## begin SUPPLIED INFORMATION

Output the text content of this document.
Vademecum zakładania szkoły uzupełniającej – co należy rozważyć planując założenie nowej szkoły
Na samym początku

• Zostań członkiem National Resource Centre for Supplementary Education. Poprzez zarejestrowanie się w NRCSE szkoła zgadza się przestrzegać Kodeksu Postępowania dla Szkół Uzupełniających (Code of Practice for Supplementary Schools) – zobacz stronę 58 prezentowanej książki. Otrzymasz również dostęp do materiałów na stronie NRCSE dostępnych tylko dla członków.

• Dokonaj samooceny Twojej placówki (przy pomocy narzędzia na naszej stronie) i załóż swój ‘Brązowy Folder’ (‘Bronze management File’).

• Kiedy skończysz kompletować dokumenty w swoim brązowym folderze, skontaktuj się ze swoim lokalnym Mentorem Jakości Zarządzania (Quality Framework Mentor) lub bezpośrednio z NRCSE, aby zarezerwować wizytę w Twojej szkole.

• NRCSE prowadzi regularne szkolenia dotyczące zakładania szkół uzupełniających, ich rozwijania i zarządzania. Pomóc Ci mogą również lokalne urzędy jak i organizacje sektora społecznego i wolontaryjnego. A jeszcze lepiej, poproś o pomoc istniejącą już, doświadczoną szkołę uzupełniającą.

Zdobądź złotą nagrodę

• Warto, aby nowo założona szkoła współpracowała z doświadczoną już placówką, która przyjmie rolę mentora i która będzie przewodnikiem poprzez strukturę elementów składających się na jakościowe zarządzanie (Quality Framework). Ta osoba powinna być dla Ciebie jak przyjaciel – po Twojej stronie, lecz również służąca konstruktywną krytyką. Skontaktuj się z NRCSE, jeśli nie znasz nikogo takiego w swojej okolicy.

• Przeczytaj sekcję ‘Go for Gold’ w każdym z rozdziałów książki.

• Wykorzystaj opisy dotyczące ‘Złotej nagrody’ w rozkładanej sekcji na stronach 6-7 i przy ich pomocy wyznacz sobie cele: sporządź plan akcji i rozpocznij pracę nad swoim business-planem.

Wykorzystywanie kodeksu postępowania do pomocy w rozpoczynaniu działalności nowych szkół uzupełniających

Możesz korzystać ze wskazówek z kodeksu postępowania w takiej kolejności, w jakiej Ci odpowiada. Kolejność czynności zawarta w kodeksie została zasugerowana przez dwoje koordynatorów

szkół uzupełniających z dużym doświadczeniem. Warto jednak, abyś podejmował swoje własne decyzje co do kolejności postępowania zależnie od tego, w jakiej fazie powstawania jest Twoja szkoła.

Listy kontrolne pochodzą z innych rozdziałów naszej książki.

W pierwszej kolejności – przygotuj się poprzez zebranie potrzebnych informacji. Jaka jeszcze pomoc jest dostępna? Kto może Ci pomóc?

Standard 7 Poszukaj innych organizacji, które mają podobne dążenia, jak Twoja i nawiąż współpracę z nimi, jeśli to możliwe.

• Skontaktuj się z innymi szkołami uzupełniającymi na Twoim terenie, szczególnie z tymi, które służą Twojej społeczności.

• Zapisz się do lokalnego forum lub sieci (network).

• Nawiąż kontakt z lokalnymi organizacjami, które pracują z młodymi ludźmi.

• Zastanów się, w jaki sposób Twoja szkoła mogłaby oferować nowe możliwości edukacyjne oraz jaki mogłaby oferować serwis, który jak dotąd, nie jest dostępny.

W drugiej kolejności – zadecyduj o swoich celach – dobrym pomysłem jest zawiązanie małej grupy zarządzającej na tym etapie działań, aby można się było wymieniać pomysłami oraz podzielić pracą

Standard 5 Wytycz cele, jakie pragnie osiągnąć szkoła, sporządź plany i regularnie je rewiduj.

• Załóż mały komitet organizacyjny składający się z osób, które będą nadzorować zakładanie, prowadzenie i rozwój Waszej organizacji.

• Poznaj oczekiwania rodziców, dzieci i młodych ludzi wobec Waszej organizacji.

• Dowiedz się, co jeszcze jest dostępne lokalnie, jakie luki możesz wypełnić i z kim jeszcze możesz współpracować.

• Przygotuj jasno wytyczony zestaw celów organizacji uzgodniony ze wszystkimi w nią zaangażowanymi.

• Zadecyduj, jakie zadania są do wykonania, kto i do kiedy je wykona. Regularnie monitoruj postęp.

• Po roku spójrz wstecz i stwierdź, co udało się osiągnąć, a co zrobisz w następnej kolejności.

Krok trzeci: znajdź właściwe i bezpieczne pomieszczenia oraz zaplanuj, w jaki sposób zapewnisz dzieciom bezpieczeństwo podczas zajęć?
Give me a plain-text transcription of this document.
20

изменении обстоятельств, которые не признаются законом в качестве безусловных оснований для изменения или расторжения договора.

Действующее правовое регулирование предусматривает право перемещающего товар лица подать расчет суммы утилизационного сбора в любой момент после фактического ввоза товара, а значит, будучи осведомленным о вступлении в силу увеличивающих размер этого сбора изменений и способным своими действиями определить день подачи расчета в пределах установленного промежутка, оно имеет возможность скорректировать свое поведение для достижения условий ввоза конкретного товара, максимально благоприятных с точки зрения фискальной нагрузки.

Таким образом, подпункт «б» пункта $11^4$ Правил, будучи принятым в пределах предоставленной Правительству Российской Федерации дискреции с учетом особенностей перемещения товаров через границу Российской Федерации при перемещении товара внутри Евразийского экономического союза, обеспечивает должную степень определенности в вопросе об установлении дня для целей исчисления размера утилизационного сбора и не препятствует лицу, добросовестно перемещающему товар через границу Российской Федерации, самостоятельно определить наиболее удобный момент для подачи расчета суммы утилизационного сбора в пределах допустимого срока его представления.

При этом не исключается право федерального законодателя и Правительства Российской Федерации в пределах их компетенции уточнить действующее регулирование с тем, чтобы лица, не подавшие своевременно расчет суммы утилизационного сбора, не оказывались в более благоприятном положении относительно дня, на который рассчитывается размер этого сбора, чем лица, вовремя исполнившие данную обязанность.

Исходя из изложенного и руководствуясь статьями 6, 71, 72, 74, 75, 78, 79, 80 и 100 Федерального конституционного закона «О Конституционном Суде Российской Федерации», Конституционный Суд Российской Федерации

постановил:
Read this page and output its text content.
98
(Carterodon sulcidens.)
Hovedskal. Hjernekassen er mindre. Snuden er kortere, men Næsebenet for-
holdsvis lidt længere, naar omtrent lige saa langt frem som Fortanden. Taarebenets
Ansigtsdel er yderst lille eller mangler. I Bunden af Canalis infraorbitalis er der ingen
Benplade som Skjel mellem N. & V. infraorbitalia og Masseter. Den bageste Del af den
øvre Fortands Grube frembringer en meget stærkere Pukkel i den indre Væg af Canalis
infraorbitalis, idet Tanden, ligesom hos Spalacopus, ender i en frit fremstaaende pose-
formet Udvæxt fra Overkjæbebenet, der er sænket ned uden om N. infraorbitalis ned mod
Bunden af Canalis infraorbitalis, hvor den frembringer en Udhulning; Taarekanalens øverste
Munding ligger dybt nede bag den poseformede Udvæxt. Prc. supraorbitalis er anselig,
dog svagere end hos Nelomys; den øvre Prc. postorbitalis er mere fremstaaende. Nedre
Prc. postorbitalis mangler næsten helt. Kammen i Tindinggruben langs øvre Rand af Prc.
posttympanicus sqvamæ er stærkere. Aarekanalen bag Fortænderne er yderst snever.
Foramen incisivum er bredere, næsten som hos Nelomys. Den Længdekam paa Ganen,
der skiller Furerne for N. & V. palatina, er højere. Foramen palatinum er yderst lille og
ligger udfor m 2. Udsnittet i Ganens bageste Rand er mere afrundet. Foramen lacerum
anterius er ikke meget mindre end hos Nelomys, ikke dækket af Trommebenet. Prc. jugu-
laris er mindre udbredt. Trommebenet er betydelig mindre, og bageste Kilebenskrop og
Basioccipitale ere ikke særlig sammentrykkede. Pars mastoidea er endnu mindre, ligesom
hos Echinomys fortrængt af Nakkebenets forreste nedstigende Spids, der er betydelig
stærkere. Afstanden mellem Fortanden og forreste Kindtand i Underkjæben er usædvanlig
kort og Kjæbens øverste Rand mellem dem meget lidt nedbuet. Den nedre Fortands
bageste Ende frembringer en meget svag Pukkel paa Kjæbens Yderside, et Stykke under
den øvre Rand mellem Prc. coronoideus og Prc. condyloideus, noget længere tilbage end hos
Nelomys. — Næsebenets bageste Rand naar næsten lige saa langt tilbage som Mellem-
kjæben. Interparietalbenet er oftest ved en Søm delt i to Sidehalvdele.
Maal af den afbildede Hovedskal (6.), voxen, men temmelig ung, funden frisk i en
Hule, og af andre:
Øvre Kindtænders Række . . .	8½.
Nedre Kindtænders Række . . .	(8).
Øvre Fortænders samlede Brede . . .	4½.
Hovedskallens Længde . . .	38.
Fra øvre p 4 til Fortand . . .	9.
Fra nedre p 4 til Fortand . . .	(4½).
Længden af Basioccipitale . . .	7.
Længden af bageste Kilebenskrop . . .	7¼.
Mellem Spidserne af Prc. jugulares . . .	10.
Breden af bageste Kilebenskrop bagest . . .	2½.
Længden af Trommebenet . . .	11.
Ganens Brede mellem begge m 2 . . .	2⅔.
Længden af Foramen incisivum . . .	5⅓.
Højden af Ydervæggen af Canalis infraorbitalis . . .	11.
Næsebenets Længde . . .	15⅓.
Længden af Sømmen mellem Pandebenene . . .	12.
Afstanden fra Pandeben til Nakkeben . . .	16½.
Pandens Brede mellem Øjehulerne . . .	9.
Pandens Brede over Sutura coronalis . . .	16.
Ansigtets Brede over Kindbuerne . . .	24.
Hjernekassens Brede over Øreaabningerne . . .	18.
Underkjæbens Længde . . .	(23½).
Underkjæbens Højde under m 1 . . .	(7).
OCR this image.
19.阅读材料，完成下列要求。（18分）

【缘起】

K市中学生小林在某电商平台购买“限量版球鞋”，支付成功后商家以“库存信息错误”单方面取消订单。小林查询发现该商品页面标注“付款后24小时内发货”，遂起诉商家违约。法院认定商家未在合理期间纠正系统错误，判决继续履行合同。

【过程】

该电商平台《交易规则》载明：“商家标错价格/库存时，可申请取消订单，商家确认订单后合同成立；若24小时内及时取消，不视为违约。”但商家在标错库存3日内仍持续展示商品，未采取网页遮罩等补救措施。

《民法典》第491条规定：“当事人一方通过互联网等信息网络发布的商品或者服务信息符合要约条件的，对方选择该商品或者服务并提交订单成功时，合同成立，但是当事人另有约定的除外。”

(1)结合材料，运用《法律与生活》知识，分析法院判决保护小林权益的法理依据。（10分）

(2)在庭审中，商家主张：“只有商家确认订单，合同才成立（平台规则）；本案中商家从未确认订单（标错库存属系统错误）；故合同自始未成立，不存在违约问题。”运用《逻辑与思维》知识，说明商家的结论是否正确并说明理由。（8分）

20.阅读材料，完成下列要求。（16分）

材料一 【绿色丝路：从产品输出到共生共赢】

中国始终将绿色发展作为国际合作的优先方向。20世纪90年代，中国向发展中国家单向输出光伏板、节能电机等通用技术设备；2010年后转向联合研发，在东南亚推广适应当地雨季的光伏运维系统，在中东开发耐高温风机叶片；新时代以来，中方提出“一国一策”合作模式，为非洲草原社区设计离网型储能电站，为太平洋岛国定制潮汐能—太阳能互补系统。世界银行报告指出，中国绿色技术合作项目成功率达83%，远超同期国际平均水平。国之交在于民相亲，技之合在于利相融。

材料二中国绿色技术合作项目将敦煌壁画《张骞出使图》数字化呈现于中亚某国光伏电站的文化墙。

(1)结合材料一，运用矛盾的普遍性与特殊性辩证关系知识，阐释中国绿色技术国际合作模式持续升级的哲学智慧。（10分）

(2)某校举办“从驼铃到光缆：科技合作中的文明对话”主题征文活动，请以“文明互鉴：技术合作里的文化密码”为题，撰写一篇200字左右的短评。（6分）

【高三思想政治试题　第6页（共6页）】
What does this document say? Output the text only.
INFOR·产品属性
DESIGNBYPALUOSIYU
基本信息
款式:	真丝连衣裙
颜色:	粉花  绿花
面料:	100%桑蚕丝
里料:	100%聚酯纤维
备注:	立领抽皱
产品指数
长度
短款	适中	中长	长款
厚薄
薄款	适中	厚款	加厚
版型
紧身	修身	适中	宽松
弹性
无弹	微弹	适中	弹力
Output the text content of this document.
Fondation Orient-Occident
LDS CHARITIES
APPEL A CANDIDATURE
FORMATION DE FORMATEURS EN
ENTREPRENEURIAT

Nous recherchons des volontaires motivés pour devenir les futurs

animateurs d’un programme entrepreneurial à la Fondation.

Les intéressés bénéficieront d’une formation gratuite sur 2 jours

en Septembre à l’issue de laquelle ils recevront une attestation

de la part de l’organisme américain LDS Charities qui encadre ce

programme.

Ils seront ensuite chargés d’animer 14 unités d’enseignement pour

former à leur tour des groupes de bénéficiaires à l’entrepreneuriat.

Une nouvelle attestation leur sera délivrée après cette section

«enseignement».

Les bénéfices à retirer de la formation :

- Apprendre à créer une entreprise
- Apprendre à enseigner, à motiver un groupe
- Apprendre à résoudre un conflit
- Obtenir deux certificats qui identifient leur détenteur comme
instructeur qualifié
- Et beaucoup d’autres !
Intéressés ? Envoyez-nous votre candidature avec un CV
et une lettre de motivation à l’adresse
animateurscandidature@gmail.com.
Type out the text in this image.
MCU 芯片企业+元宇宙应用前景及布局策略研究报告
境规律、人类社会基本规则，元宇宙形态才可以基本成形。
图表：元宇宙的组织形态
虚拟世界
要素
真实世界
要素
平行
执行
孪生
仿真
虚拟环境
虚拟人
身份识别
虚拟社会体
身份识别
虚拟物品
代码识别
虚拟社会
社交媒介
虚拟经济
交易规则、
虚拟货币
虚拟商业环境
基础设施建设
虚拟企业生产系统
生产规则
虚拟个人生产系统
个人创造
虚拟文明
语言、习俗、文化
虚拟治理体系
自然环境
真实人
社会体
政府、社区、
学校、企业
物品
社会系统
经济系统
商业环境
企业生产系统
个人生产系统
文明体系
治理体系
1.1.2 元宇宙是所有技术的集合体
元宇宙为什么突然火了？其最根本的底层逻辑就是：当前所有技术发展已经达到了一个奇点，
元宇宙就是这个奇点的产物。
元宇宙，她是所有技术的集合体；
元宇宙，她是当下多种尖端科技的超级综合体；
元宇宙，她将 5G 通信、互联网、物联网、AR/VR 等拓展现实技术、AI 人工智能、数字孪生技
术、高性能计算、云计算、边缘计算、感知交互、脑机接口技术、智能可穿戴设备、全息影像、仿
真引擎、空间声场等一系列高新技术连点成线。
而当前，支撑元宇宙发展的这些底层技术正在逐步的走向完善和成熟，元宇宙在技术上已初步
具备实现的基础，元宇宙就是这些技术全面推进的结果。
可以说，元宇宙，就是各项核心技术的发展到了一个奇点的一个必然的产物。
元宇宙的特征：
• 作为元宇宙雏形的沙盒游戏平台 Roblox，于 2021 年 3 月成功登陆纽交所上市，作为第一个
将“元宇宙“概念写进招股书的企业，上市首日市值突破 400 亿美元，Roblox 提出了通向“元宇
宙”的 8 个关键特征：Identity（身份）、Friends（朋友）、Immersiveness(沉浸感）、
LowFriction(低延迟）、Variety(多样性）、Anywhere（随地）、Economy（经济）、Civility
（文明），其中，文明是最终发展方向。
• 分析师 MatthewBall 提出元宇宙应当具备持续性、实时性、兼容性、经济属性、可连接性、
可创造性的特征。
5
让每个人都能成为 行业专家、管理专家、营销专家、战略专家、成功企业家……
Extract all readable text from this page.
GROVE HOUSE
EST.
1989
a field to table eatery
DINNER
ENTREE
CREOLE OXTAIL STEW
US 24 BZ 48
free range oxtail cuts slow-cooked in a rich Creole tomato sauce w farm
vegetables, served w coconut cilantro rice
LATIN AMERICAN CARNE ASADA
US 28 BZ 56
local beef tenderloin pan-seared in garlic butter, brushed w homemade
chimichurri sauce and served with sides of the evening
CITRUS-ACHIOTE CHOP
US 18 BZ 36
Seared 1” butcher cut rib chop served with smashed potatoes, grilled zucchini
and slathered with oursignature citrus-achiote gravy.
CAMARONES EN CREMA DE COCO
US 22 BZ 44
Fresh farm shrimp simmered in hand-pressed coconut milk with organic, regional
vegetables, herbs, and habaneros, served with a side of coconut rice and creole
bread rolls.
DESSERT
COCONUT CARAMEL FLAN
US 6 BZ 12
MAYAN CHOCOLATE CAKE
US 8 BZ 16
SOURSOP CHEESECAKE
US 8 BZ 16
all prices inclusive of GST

## end SUPPLIED INFORMATION

Each line in the listing above that contains "incisivum" should be copied.

## FINISHED EXERCISE
Foramen incisivum er bredere, næsten som hos Nelomys. Den Længdekam paa Ganen,
Længden af Foramen incisivum . . .	5⅓.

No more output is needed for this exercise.